Every line below is to be quoted exactly, with nothing added or dropped.

........

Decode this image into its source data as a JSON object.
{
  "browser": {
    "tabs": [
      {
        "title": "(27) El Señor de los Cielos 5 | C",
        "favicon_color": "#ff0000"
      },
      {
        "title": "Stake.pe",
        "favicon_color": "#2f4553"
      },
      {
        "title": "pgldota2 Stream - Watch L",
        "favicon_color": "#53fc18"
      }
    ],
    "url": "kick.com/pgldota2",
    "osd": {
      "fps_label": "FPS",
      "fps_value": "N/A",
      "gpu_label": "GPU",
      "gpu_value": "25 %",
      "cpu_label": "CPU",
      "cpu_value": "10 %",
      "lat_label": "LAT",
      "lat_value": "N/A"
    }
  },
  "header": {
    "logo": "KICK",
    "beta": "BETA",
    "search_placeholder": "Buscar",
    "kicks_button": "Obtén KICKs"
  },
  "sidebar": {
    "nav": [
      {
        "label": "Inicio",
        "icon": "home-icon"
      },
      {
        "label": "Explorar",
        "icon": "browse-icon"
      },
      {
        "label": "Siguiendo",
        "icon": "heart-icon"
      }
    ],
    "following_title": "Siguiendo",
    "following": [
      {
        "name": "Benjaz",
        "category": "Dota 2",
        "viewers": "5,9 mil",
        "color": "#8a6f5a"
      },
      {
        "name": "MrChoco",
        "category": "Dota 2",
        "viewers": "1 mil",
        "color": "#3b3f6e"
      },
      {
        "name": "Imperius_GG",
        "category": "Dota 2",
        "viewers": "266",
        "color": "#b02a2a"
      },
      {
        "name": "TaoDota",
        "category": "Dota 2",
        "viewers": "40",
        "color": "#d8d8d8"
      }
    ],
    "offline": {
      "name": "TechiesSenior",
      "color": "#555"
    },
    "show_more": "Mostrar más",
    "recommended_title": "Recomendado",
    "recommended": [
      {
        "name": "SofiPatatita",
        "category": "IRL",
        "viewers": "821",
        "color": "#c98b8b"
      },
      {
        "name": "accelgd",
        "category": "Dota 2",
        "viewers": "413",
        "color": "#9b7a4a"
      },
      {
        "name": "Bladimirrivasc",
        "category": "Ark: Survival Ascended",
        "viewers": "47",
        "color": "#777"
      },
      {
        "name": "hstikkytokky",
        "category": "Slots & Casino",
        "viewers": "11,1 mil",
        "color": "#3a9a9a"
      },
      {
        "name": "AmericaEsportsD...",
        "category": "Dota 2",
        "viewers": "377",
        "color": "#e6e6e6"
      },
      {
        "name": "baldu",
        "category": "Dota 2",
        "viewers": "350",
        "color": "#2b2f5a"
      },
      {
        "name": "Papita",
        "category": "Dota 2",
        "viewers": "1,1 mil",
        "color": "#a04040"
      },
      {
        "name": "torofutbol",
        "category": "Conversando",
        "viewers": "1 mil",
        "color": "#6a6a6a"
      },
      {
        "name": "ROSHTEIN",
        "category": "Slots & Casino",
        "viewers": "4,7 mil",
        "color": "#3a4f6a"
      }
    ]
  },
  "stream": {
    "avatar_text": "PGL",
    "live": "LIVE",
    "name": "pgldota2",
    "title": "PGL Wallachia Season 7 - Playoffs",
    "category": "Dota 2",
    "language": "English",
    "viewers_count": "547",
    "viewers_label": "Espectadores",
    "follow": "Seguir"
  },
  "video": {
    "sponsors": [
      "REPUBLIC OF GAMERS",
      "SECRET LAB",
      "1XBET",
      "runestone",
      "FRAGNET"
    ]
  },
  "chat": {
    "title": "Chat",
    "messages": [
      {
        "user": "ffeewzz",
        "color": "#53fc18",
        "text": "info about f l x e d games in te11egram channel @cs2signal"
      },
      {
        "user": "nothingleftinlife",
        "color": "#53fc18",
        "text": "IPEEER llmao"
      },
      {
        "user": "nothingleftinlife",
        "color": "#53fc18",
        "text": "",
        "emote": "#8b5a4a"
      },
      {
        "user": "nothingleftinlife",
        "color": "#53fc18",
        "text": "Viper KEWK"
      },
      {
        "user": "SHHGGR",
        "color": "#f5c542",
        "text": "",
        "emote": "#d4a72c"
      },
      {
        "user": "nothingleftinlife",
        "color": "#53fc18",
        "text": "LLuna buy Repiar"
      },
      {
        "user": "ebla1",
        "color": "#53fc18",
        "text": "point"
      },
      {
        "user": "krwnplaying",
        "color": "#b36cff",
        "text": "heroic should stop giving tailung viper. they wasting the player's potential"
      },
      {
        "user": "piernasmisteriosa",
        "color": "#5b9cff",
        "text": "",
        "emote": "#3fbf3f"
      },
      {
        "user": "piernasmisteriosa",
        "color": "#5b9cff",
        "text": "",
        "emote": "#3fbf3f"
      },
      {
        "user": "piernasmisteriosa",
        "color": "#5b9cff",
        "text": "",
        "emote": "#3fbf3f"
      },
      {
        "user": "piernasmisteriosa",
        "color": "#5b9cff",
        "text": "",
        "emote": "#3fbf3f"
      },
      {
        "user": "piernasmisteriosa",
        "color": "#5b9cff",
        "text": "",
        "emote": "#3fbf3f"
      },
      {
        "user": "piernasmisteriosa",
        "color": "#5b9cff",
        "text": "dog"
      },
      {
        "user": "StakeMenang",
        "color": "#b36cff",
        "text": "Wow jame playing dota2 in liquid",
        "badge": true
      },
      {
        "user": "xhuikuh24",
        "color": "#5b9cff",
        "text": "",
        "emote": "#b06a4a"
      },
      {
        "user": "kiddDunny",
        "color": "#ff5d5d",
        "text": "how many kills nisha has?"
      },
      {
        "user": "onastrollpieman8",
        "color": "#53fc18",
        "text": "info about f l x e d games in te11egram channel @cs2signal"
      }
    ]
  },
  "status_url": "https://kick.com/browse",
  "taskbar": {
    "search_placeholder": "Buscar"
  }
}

........

Exercise solution:
Decode this image into its source data as a JSON object.
{
  "browser": {
    "tabs": [
      {
        "title": "(27) El Señor de los Cielos 5 | C",
        "favicon_color": "#ff0000"
      },
      {
        "title": "Stake.pe",
        "favicon_color": "#2f4553"
      },
      {
        "title": "pgldota2 Stream - Watch L",
        "favicon_color": "#53fc18"
      }
    ],
    "url": "kick.com/pgldota2",
    "osd": {
      "fps_label": "FPS",
      "fps_value": "N/A",
      "gpu_label": "GPU",
      "gpu_value": "25 %",
      "cpu_label": "CPU",
      "cpu_value": "10 %",
      "lat_label": "LAT",
      "lat_value": "N/A"
    }
  },
  "header": {
    "logo": "KICK",
    "beta": "BETA",
    "search_placeholder": "Buscar",
    "kicks_button": "Obtén KICKs"
  },
  "sidebar": {
    "nav": [
      {
        "label": "Inicio",
        "icon": "home-icon"
      },
      {
        "label": "Explorar",
        "icon": "browse-icon"
      },
      {
        "label": "Siguiendo",
        "icon": "heart-icon"
      }
    ],
    "following_title": "Siguiendo",
    "following": [
      {
        "name": "Benjaz",
        "category": "Dota 2",
        "viewers": "5,9 mil",
        "color": "#8a6f5a"
      },
      {
        "name": "MrChoco",
        "category": "Dota 2",
        "viewers": "1 mil",
        "color": "#3b3f6e"
      },
      {
        "name": "Imperius_GG",
        "category": "Dota 2",
        "viewers": "266",
        "color": "#b02a2a"
      },
      {
        "name": "TaoDota",
        "category": "Dota 2",
        "viewers": "40",
        "color": "#d8d8d8"
      }
    ],
    "offline": {
      "name": "TechiesSenior",
      "color": "#555"
    },
    "show_more": "Mostrar más",
    "recommended_title": "Recomendado",
    "recommended": [
      {
        "name": "SofiPatatita",
        "category": "IRL",
        "viewers": "821",
        "color": "#c98b8b"
      },
      {
        "name": "accelgd",
        "category": "Dota 2",
        "viewers": "413",
        "color": "#9b7a4a"
      },
      {
        "name": "Bladimirrivasc",
        "category": "Ark: Survival Ascended",
        "viewers": "47",
        "color": "#777"
      },
      {
        "name": "hstikkytokky",
        "category": "Slots & Casino",
        "viewers": "11,1 mil",
        "color": "#3a9a9a"
      },
      {
        "name": "AmericaEsportsD...",
        "category": "Dota 2",
        "viewers": "377",
        "color": "#e6e6e6"
      },
      {
        "name": "baldu",
        "category": "Dota 2",
        "viewers": "350",
        "color": "#2b2f5a"
      },
      {
        "name": "Papita",
        "category": "Dota 2",
        "viewers": "1,1 mil",
        "color": "#a04040"
      },
      {
        "name": "torofutbol",
        "category": "Conversando",
        "viewers": "1 mil",
        "color": "#6a6a6a"
      },
      {
        "name": "ROSHTEIN",
        "category": "Slots & Casino",
        "viewers": "4,7 mil",
        "color": "#3a4f6a"
      }
    ]
  },
  "stream": {
    "avatar_text": "PGL",
    "live": "LIVE",
    "name": "pgldota2",
    "title": "PGL Wallachia Season 7 - Playoffs",
    "category": "Dota 2",
    "language": "English",
    "viewers_count": "547",
    "viewers_label": "Espectadores",
    "follow": "Seguir"
  },
  "video": {
    "sponsors": [
      "REPUBLIC OF GAMERS",
      "SECRET LAB",
      "1XBET",
      "runestone",
      "FRAGNET"
    ]
  },
  "chat": {
    "title": "Chat",
    "messages": [
      {
        "user": "ffeewzz",
        "color": "#53fc18",
        "text": "info about f l x e d games in te11egram channel @cs2signal"
      },
      {
        "user": "nothingleftinlife",
        "color": "#53fc18",
        "text": "IPEEER llmao"
      },
      {
        "user": "nothingleftinlife",
        "color": "#53fc18",
        "text": "",
        "emote": "#8b5a4a"
      },
      {
        "user": "nothingleftinlife",
        "color": "#53fc18",
        "text": "Viper KEWK"
      },
      {
        "user": "SHHGGR",
        "color": "#f5c542",
        "text": "",
        "emote": "#d4a72c"
      },
      {
        "user": "nothingleftinlife",
        "color": "#53fc18",
        "text": "LLuna buy Repiar"
      },
      {
        "user": "ebla1",
        "color": "#53fc18",
        "text": "point"
      },
      {
        "user": "krwnplaying",
        "color": "#b36cff",
        "text": "heroic should stop giving tailung viper. they wasting the player's potential"
      },
      {
        "user": "piernasmisteriosa",
        "color": "#5b9cff",
        "text": "",
        "emote": "#3fbf3f"
      },
      {
        "user": "piernasmisteriosa",
        "color": "#5b9cff",
        "text": "",
        "emote": "#3fbf3f"
      },
      {
        "user": "piernasmisteriosa",
        "color": "#5b9cff",
        "text": "",
        "emote": "#3fbf3f"
      },
      {
        "user": "piernasmisteriosa",
        "color": "#5b9cff",
        "text": "",
        "emote": "#3fbf3f"
      },
      {
        "user": "piernasmisteriosa",
        "color": "#5b9cff",
        "text": "",
        "emote": "#3fbf3f"
      },
      {
        "user": "piernasmisteriosa",
        "color": "#5b9cff",
        "text": "dog"
      },
      {
        "user": "StakeMenang",
        "color": "#b36cff",
        "text": "Wow jame playing dota2 in liquid",
        "badge": true
      },
      {
        "user": "xhuikuh24",
        "color": "#5b9cff",
        "text": "",
        "emote": "#b06a4a"
      },
      {
        "user": "kiddDunny",
        "color": "#ff5d5d",
        "text": "how many kills nisha has?"
      },
      {
        "user": "onastrollpieman8",
        "color": "#53fc18",
        "text": "info about f l x e d games in te11egram channel @cs2signal"
      }
    ]
  },
  "status_url": "https://kick.com/browse",
  "taskbar": {
    "search_placeholder": "Buscar"
  }
}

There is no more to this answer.